**To do**
Return, word for word, the passage of the transcript below that begins at the words "Great. That's helpful." and stops after "evolved over time?".

**Article**
Well I'll start with how we've managed through it recently. We touched on it a little bit, but when we transitioned to working from home back in mid-March, it was definitely a major switch for us. And I think the vast majority of employees were working from home and through a combination of really strong focus and a tremendous amount of effort, we tried to get back to a normal level of productivity as possible. And historically as a company, we've done a really good job, managing a very global company that's highly distributed. So we're familiar with that. And I think that this situation really just play to our strength in some ways, but also it just required the employees to increase their focus. So that effort over the near-term really allowed us to transition very quickly and get back to a healthy state. The second part is just, again, I touched on the idea that our products and services are essential to chip design. And given that that is -- that certainly helps us in terms of managing a very stable business. As I think about how we will -- could perform going forward. I think if you look at the past as referenced, whether it's the crisis through '08, '09 with the global financial crisis, our business holds up pretty well because of the financial model. It's a 3-year subscription model, the essential nature of what we provide. And the fact that through different cycles, our customers will continue to invest in chip design even if they're under stress from a revenue perspective because our customers, obviously, know that to experience -- if they don't continue to invest during those down cycles, it's really hard for them to participate on the upside. And so while I don't take it for granted that the opportunity will continue to be healthy. I do know that when you look at history, our semi and systems companies know that they have to continue to invest to continue to be relevant and succeed over the long term. So that's a good backdrop for us. And so that's something that we certainly look forward to continue to manage effectively.

Adam Gonzalez

analyst
#5

Great. That's helpful. And then I just want to dive into the business segment, starting with your core EDA business, which you said is 90% of sales right now. Just focusing on that market. It's really dominated by you and your peer, Cadence, and the market's really consolidated pretty meaningfully over the last decade or 2. Can you walk us through how you are positioned competitively versus the other big vendor? And how your product portfolio strategy or customer exposure has evolved over time?

Trac Pham

executive
#6

Well I'd start with the fact that we do provide a complete solution in the end flow. So a customer can come to us and purchase all the tools that they need to design chips. So I think that's a very strong position to be in. Secondly, the -- we are the largest EDA vendor -- large EDA vendor. And from a product perspective, I think we've got strength across all the platforms, whether we're talking about software or hardware, whether it's digital design or analog and design versus verification. I think we have strong leadership positions in many parts of the -- many segments of the market. And why I particularly feel good and optimistic about our outlook and our ability to continue to drive very solid growth and improved profitability is the fact that we've continued to invest in that portfolio over the last 5-plus years. We've been doing well, but it's the outcome of what we're seeing today and then over the last couple of years is a function of the heavy investment that we've made and the fact that we're going through a cycle of new product launches right now in an environment where despite the economic challenges, our customers continue to want and need to new products and new advanced capabilities. And so that combination of end-market demand plus -- customer demand plus a set of new products across the board, really, certainly, positions us well.

**Information provided**
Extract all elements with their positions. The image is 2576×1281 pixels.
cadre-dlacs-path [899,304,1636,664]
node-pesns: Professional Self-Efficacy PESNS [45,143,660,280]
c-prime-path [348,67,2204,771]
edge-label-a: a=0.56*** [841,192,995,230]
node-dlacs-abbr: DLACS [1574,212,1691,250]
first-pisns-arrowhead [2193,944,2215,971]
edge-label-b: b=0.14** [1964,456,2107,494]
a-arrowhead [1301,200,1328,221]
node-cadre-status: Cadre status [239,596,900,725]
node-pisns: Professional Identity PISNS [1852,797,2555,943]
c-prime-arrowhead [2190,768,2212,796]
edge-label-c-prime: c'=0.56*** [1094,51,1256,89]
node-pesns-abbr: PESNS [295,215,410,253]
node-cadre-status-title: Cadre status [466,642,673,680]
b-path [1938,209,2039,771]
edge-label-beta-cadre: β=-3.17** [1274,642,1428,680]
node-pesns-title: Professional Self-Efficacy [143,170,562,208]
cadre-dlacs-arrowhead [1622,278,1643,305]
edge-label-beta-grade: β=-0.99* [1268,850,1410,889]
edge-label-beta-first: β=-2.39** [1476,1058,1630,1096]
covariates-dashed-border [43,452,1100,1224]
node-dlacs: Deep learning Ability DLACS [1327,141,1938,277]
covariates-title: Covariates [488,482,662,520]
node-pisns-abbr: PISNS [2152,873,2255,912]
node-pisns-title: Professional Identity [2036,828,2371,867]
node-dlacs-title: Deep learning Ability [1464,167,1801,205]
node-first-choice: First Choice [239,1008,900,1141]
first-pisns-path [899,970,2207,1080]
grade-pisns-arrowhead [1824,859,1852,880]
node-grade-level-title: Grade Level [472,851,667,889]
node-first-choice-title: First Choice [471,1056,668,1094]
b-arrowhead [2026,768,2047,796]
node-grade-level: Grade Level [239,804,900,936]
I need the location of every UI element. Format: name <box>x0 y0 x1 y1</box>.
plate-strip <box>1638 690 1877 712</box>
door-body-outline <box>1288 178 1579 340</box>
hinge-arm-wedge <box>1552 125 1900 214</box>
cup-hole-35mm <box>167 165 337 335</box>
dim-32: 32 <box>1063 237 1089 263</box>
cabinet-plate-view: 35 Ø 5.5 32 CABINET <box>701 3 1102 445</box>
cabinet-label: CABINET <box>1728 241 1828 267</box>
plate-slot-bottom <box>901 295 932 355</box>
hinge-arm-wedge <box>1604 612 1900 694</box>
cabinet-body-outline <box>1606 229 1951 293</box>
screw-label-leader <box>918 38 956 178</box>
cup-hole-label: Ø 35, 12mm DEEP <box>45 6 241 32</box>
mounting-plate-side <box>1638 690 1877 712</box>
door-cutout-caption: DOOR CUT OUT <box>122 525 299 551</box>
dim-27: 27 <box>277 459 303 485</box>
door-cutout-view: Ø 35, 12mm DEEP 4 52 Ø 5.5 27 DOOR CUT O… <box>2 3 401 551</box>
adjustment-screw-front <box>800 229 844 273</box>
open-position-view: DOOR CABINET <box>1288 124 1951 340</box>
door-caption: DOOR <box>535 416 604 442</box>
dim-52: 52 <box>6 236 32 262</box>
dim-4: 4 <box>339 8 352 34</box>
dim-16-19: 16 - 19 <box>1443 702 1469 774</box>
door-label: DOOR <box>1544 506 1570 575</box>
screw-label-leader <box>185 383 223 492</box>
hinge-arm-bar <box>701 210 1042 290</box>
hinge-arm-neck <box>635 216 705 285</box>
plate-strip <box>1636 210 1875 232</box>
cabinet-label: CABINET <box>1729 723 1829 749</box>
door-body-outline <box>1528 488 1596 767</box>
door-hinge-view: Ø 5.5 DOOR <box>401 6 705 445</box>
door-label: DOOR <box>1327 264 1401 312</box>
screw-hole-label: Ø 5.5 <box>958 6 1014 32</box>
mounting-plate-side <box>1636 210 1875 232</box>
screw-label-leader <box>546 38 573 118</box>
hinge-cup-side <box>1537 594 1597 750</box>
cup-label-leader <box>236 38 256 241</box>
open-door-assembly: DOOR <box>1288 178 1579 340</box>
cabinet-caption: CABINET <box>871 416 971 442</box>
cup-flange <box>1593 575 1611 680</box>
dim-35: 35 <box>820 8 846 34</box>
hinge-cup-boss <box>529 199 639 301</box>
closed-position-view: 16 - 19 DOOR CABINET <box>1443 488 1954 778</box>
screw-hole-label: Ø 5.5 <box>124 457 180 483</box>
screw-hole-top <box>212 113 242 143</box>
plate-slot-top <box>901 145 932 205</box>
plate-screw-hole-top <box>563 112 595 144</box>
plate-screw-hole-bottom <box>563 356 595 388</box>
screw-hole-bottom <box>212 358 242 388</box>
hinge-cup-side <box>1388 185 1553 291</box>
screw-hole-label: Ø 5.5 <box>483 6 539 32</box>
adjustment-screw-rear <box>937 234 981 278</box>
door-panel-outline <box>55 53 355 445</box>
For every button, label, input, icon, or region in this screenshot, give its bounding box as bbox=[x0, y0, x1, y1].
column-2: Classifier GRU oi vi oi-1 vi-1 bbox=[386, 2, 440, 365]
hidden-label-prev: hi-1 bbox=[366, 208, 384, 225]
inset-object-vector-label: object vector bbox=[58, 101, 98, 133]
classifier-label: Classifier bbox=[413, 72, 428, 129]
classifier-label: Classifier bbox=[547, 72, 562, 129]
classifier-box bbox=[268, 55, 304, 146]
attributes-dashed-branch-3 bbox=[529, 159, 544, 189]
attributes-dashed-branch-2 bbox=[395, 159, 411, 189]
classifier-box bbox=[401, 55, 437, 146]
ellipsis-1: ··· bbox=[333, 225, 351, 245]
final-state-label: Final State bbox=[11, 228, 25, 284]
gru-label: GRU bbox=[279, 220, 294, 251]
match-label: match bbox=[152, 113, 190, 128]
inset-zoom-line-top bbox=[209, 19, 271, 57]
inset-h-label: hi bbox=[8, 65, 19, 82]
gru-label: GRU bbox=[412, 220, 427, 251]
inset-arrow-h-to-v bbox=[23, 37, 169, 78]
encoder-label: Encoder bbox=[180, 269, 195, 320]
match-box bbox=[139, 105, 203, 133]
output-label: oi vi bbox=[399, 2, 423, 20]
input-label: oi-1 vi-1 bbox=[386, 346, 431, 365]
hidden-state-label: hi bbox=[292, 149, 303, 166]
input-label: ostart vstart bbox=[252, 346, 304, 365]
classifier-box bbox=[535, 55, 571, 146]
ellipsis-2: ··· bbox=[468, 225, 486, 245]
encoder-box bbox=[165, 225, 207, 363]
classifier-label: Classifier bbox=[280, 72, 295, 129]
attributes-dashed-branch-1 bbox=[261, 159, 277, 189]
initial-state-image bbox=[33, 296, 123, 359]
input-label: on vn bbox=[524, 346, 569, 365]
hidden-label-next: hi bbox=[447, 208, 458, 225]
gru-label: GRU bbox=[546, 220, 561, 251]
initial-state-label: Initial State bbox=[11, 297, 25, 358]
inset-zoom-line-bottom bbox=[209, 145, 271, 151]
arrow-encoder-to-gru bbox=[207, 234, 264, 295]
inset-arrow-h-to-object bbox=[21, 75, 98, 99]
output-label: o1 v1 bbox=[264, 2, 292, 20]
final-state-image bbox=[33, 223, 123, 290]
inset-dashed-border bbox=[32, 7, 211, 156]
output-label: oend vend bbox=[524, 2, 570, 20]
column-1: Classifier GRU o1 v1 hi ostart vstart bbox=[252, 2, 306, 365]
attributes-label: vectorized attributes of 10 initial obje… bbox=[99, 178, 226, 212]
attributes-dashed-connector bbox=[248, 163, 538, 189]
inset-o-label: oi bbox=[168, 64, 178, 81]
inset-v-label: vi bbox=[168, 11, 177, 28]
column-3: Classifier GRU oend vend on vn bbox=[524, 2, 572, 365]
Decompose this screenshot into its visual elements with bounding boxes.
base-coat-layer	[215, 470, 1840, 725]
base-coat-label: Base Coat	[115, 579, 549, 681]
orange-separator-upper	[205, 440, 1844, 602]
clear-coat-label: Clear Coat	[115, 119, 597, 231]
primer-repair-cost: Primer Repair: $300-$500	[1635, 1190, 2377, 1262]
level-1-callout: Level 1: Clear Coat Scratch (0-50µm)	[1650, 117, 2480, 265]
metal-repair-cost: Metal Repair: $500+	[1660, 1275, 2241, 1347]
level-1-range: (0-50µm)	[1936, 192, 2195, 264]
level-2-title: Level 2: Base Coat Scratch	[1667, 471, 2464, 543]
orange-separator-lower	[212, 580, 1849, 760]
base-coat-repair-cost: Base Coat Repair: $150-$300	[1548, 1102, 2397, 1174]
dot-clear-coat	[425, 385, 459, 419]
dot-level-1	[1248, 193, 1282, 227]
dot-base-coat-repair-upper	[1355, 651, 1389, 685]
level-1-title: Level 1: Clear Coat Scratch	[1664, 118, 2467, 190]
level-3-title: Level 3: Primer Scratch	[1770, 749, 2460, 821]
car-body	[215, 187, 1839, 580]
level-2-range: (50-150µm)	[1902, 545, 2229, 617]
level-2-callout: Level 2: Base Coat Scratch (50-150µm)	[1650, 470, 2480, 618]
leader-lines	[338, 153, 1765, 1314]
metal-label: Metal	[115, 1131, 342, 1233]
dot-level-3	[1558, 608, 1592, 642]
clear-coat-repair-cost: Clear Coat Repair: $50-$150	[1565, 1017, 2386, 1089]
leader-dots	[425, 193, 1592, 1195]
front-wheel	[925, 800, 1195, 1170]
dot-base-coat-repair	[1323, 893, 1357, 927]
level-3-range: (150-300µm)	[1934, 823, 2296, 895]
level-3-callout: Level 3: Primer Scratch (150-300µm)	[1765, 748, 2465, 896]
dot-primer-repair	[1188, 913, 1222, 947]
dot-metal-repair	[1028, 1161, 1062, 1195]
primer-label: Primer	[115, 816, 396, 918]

**Problem solution**
Great. That's helpful. And then I just want to dive into the business segment, starting with your core EDA business, which you said is 90% of sales right now. Just focusing on that market. It's really dominated by you and your peer, Cadence, and the market's really consolidated pretty meaningfully over the last decade or 2. Can you walk us through how you are positioned competitively versus the other big vendor? And how your product portfolio strategy or customer exposure has evolved over time?